**TASK DESCRIPTION**
Reproduce each line of the material exactly, minus any picture.

____________

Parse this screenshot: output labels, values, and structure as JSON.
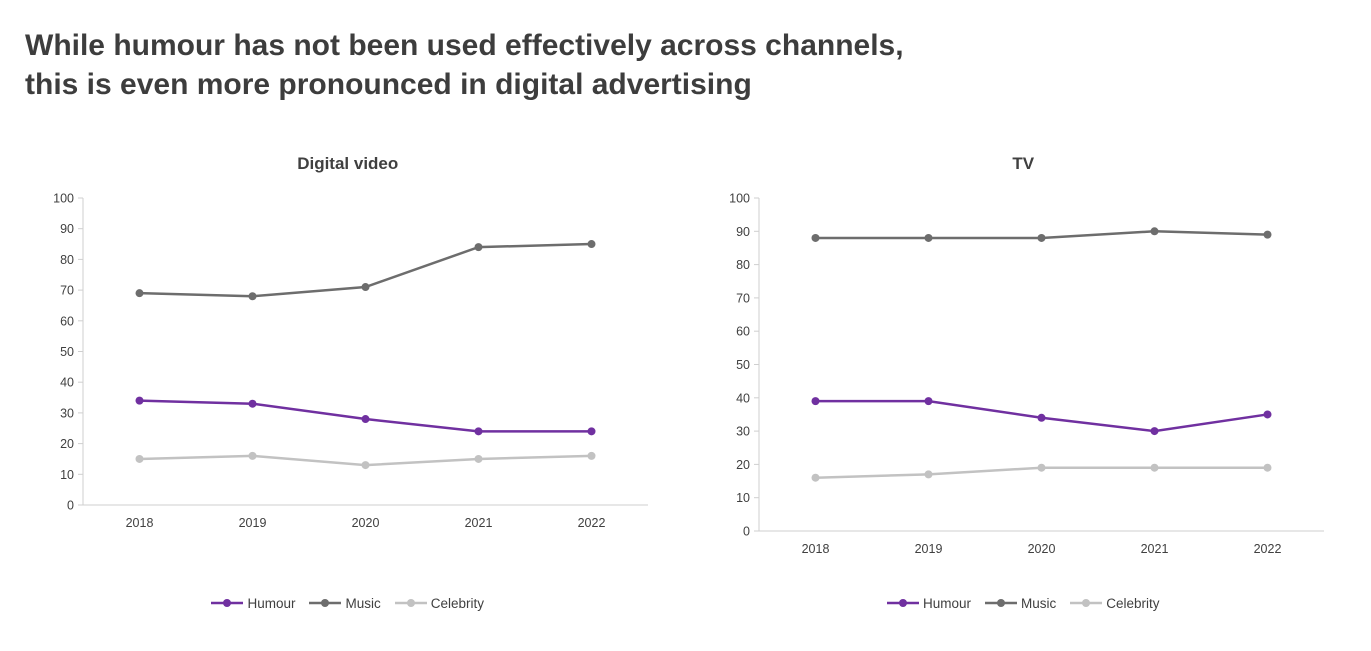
{
  "page": {
    "title_line1": "While humour has not been used effectively across channels,",
    "title_line2": "this is even more pronounced in digital advertising"
  },
  "colors": {
    "humour": "#7030a0",
    "music": "#6d6d6d",
    "celebrity": "#c2c2c2",
    "axis": "#cfcfcf",
    "text": "#404040"
  },
  "chart_data": [
    {
      "type": "line",
      "title": "Digital video",
      "categories": [
        "2018",
        "2019",
        "2020",
        "2021",
        "2022"
      ],
      "series": [
        {
          "name": "Humour",
          "color_key": "humour",
          "values": [
            34,
            33,
            28,
            24,
            24
          ]
        },
        {
          "name": "Music",
          "color_key": "music",
          "values": [
            69,
            68,
            71,
            84,
            85
          ]
        },
        {
          "name": "Celebrity",
          "color_key": "celebrity",
          "values": [
            15,
            16,
            13,
            15,
            16
          ]
        }
      ],
      "ylim": [
        0,
        100
      ],
      "ytick_step": 10,
      "grid": "off",
      "legend_position": "bottom"
    },
    {
      "type": "line",
      "title": "TV",
      "categories": [
        "2018",
        "2019",
        "2020",
        "2021",
        "2022"
      ],
      "series": [
        {
          "name": "Humour",
          "color_key": "humour",
          "values": [
            39,
            39,
            34,
            30,
            35
          ]
        },
        {
          "name": "Music",
          "color_key": "music",
          "values": [
            88,
            88,
            88,
            90,
            89
          ]
        },
        {
          "name": "Celebrity",
          "color_key": "celebrity",
          "values": [
            16,
            17,
            19,
            19,
            19
          ]
        }
      ],
      "ylim": [
        0,
        100
      ],
      "ytick_step": 10,
      "grid": "off",
      "legend_position": "bottom"
    }
  ]
}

____________

**TASK SOLUTION**
Parse this screenshot: output labels, values, and structure as JSON.
{
  "page": {
    "title_line1": "While humour has not been used effectively across channels,",
    "title_line2": "this is even more pronounced in digital advertising"
  },
  "colors": {
    "humour": "#7030a0",
    "music": "#6d6d6d",
    "celebrity": "#c2c2c2",
    "axis": "#cfcfcf",
    "text": "#404040"
  },
  "chart_data": [
    {
      "type": "line",
      "title": "Digital video",
      "categories": [
        "2018",
        "2019",
        "2020",
        "2021",
        "2022"
      ],
      "series": [
        {
          "name": "Humour",
          "color_key": "humour",
          "values": [
            34,
            33,
            28,
            24,
            24
          ]
        },
        {
          "name": "Music",
          "color_key": "music",
          "values": [
            69,
            68,
            71,
            84,
            85
          ]
        },
        {
          "name": "Celebrity",
          "color_key": "celebrity",
          "values": [
            15,
            16,
            13,
            15,
            16
          ]
        }
      ],
      "ylim": [
        0,
        100
      ],
      "ytick_step": 10,
      "grid": "off",
      "legend_position": "bottom"
    },
    {
      "type": "line",
      "title": "TV",
      "categories": [
        "2018",
        "2019",
        "2020",
        "2021",
        "2022"
      ],
      "series": [
        {
          "name": "Humour",
          "color_key": "humour",
          "values": [
            39,
            39,
            34,
            30,
            35
          ]
        },
        {
          "name": "Music",
          "color_key": "music",
          "values": [
            88,
            88,
            88,
            90,
            89
          ]
        },
        {
          "name": "Celebrity",
          "color_key": "celebrity",
          "values": [
            16,
            17,
            19,
            19,
            19
          ]
        }
      ],
      "ylim": [
        0,
        100
      ],
      "ytick_step": 10,
      "grid": "off",
      "legend_position": "bottom"
    }
  ]
}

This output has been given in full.